#### Dataset rows about figures:
===

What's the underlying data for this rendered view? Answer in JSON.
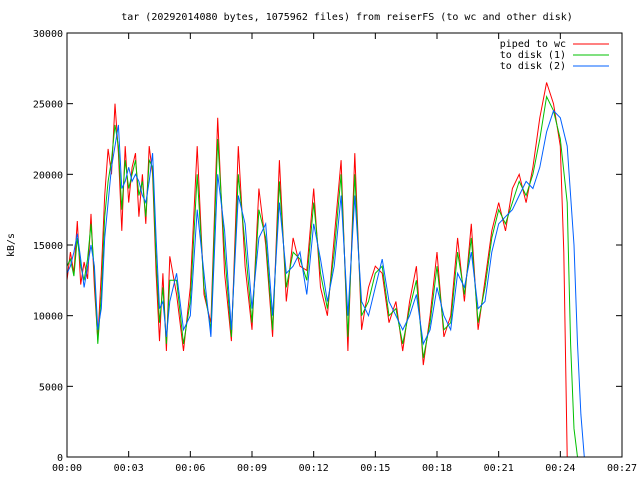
{
  "chart_data": {
    "type": "line",
    "title": "tar (20292014080 bytes, 1075962 files) from reiserFS (to wc and other disk)",
    "xlabel": "",
    "ylabel": "kB/s",
    "xlim": [
      0,
      1620
    ],
    "ylim": [
      0,
      30000
    ],
    "xticks": [
      0,
      180,
      360,
      540,
      720,
      900,
      1080,
      1260,
      1440,
      1620
    ],
    "xtick_labels": [
      "00:00",
      "00:03",
      "00:06",
      "00:09",
      "00:12",
      "00:15",
      "00:18",
      "00:21",
      "00:24",
      "00:27"
    ],
    "yticks": [
      0,
      5000,
      10000,
      15000,
      20000,
      25000,
      30000
    ],
    "ytick_labels": [
      "0",
      "5000",
      "10000",
      "15000",
      "20000",
      "25000",
      "30000"
    ],
    "grid": false,
    "legend_position": "top-right",
    "series": [
      {
        "name": "piped to wc",
        "color": "#ff0000",
        "x": [
          0,
          10,
          20,
          30,
          40,
          50,
          60,
          70,
          80,
          90,
          100,
          110,
          120,
          130,
          140,
          150,
          160,
          170,
          180,
          190,
          200,
          210,
          220,
          230,
          240,
          250,
          260,
          270,
          280,
          290,
          300,
          320,
          340,
          360,
          380,
          400,
          420,
          440,
          460,
          480,
          500,
          520,
          540,
          560,
          580,
          600,
          620,
          640,
          660,
          680,
          700,
          720,
          740,
          760,
          780,
          800,
          820,
          840,
          860,
          880,
          900,
          920,
          940,
          960,
          980,
          1000,
          1020,
          1040,
          1060,
          1080,
          1100,
          1120,
          1140,
          1160,
          1180,
          1200,
          1220,
          1240,
          1260,
          1280,
          1300,
          1320,
          1340,
          1360,
          1380,
          1400,
          1420,
          1440,
          1450,
          1460,
          1470,
          1480,
          1490,
          1500
        ],
        "values": [
          12500,
          14500,
          13000,
          16700,
          12200,
          13800,
          12600,
          17200,
          12000,
          8300,
          13000,
          18500,
          21800,
          20000,
          25000,
          21500,
          16000,
          22000,
          18000,
          20500,
          21500,
          17000,
          20000,
          16500,
          22000,
          20000,
          13000,
          8200,
          13000,
          7500,
          14200,
          11500,
          7500,
          12000,
          22000,
          11500,
          9500,
          24000,
          13000,
          8200,
          22000,
          13500,
          9000,
          19000,
          15000,
          8500,
          21000,
          11000,
          15500,
          13500,
          13200,
          19000,
          12000,
          10000,
          15500,
          21000,
          7500,
          21500,
          9000,
          12000,
          13500,
          13000,
          9500,
          11000,
          7500,
          11000,
          13500,
          6500,
          10000,
          14500,
          8500,
          10000,
          15500,
          11000,
          16500,
          9000,
          12500,
          16000,
          18000,
          16000,
          19000,
          20000,
          18000,
          20500,
          24000,
          26500,
          25000,
          22000,
          14500,
          0,
          0,
          0,
          0,
          0
        ]
      },
      {
        "name": "to disk (1)",
        "color": "#00c000",
        "x": [
          0,
          10,
          20,
          30,
          40,
          50,
          60,
          70,
          80,
          90,
          100,
          110,
          120,
          130,
          140,
          150,
          160,
          170,
          180,
          190,
          200,
          210,
          220,
          230,
          240,
          250,
          260,
          270,
          280,
          290,
          300,
          320,
          340,
          360,
          380,
          400,
          420,
          440,
          460,
          480,
          500,
          520,
          540,
          560,
          580,
          600,
          620,
          640,
          660,
          680,
          700,
          720,
          740,
          760,
          780,
          800,
          820,
          840,
          860,
          880,
          900,
          920,
          940,
          960,
          980,
          1000,
          1020,
          1040,
          1060,
          1080,
          1100,
          1120,
          1140,
          1160,
          1180,
          1200,
          1220,
          1240,
          1260,
          1280,
          1300,
          1320,
          1340,
          1360,
          1380,
          1400,
          1420,
          1440,
          1460,
          1470,
          1480,
          1490,
          1500,
          1510,
          1520
        ],
        "values": [
          13500,
          14000,
          12800,
          15500,
          13500,
          12500,
          14000,
          16500,
          13000,
          8000,
          11500,
          17000,
          19500,
          21000,
          23500,
          22000,
          17500,
          21000,
          19000,
          20000,
          21000,
          18500,
          19500,
          17000,
          21000,
          20500,
          14000,
          9500,
          12000,
          8000,
          12500,
          12500,
          8000,
          11000,
          20000,
          12000,
          9000,
          22500,
          14500,
          8500,
          20000,
          15000,
          9500,
          17500,
          15500,
          9000,
          19500,
          12000,
          14500,
          14000,
          12500,
          18000,
          13000,
          10500,
          14500,
          20000,
          8500,
          20000,
          10000,
          11000,
          13000,
          13500,
          10000,
          10500,
          8000,
          10500,
          12500,
          7000,
          9500,
          13500,
          9000,
          9500,
          14500,
          11500,
          15500,
          9500,
          12000,
          15500,
          17500,
          16500,
          18000,
          19500,
          18500,
          20000,
          22500,
          25500,
          24500,
          22500,
          18000,
          8000,
          2000,
          0,
          0,
          0,
          0
        ]
      },
      {
        "name": "to disk (2)",
        "color": "#0060ff",
        "x": [
          0,
          10,
          20,
          30,
          40,
          50,
          60,
          70,
          80,
          90,
          100,
          110,
          120,
          130,
          140,
          150,
          160,
          170,
          180,
          190,
          200,
          210,
          220,
          230,
          240,
          250,
          260,
          270,
          280,
          290,
          300,
          320,
          340,
          360,
          380,
          400,
          420,
          440,
          460,
          480,
          500,
          520,
          540,
          560,
          580,
          600,
          620,
          640,
          660,
          680,
          700,
          720,
          740,
          760,
          780,
          800,
          820,
          840,
          860,
          880,
          900,
          920,
          940,
          960,
          980,
          1000,
          1020,
          1040,
          1060,
          1080,
          1100,
          1120,
          1140,
          1160,
          1180,
          1200,
          1220,
          1240,
          1260,
          1280,
          1300,
          1320,
          1340,
          1360,
          1380,
          1400,
          1420,
          1440,
          1460,
          1480,
          1490,
          1500,
          1510,
          1520,
          1530
        ],
        "values": [
          13000,
          13500,
          14500,
          15800,
          14000,
          12000,
          13500,
          15000,
          13500,
          9000,
          10500,
          15500,
          18000,
          20500,
          22000,
          23500,
          19000,
          19500,
          20500,
          19500,
          20000,
          19500,
          18500,
          18000,
          19500,
          21500,
          15500,
          10500,
          11000,
          8500,
          11000,
          13000,
          9000,
          10000,
          17500,
          13000,
          8500,
          20000,
          16000,
          9000,
          18500,
          16500,
          10500,
          15500,
          16500,
          10000,
          18000,
          13000,
          13500,
          14500,
          11500,
          16500,
          14000,
          11000,
          13500,
          18500,
          10000,
          18500,
          11000,
          10000,
          12000,
          14000,
          11000,
          10000,
          9000,
          10000,
          11500,
          8000,
          9000,
          12000,
          10000,
          9000,
          13000,
          12000,
          14500,
          10500,
          11000,
          14500,
          16500,
          17000,
          17500,
          18500,
          19500,
          19000,
          20500,
          23000,
          24500,
          24000,
          22000,
          15000,
          8000,
          3000,
          0,
          0,
          0
        ]
      }
    ]
  }
}
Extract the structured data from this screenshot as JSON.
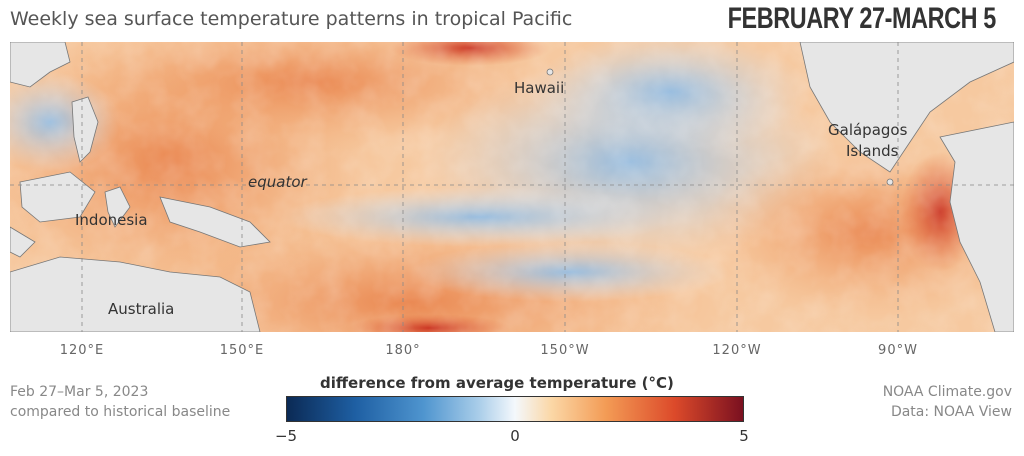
{
  "title": "Weekly sea surface temperature patterns in tropical Pacific",
  "date_headline": "FEBRUARY 27-MARCH 5",
  "map": {
    "place_labels": {
      "hawaii": "Hawaii",
      "galapagos_line1": "Galápagos",
      "galapagos_line2": "Islands",
      "equator": "equator",
      "indonesia": "Indonesia",
      "australia": "Australia"
    },
    "longitude_labels": [
      "120°E",
      "150°E",
      "180°",
      "150°W",
      "120°W",
      "90°W"
    ]
  },
  "legend": {
    "title": "difference from average temperature (°C)",
    "min_label": "−5",
    "mid_label": "0",
    "max_label": "5",
    "colors": [
      "#0b2a55",
      "#4f95cf",
      "#f4f8fc",
      "#f39b55",
      "#7a1020"
    ]
  },
  "footer_left": {
    "line1": "Feb 27–Mar 5, 2023",
    "line2": "compared to historical baseline"
  },
  "footer_right": {
    "line1": "NOAA Climate.gov",
    "line2": "Data: NOAA View"
  }
}
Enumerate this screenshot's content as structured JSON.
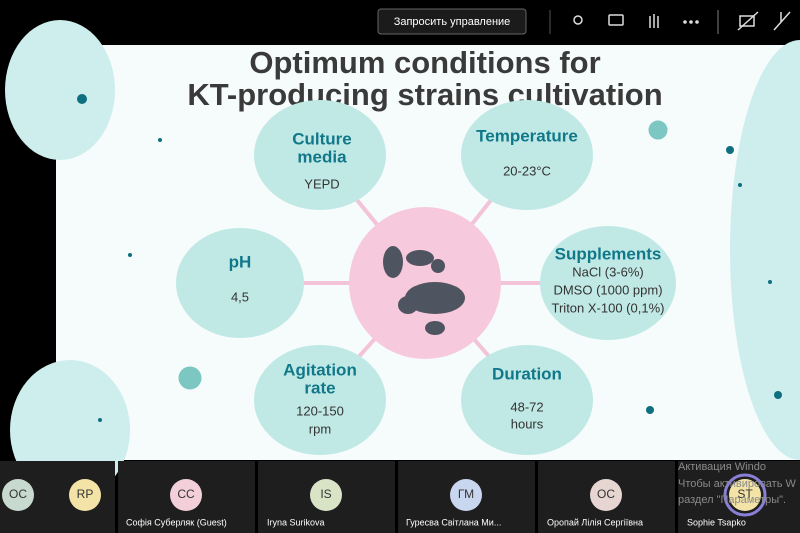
{
  "toolbar": {
    "request_control": "Запросить управление"
  },
  "slide": {
    "title": [
      "Optimum conditions for",
      "KT-producing strains cultivation"
    ],
    "nodes": [
      {
        "heading": [
          "Culture",
          "media"
        ],
        "values": [
          "YEPD"
        ]
      },
      {
        "heading": [
          "Temperature"
        ],
        "values": [
          "20-23°C"
        ]
      },
      {
        "heading": [
          "pH"
        ],
        "values": [
          "4,5"
        ]
      },
      {
        "heading": [
          "Supplements"
        ],
        "values": [
          "NaCl (3-6%)",
          "DMSO (1000 ppm)",
          "Triton X-100 (0,1%)"
        ]
      },
      {
        "heading": [
          "Agitation",
          "rate"
        ],
        "values": [
          "120-150",
          "rpm"
        ]
      },
      {
        "heading": [
          "Duration"
        ],
        "values": [
          "48-72",
          "hours"
        ]
      }
    ]
  },
  "participants": [
    {
      "initials": "OC"
    },
    {
      "initials": "RP"
    },
    {
      "initials": "CC",
      "name": "Софія Суберляк (Guest)"
    },
    {
      "initials": "IS",
      "name": "Iryna Surikova"
    },
    {
      "initials": "ГМ",
      "name": "Гуресва Світлана Ми..."
    },
    {
      "initials": "OC",
      "name": "Оропай Лілія Сергіївна"
    },
    {
      "initials": "ST",
      "name": "Sophie Tsapko"
    }
  ],
  "watermark": [
    "Активация Windo",
    "Чтобы активировать W",
    "раздел \"Параметры\"."
  ]
}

===

#### WHAT IS EXPECTED:
Isolate the lines that hold the word "initials" and copy all of them.

#### THE COMPLETED TASK:
      "initials": "OC"
      "initials": "RP"
      "initials": "CC",
      "initials": "IS",
      "initials": "ГМ",
      "initials": "OC",
      "initials": "ST",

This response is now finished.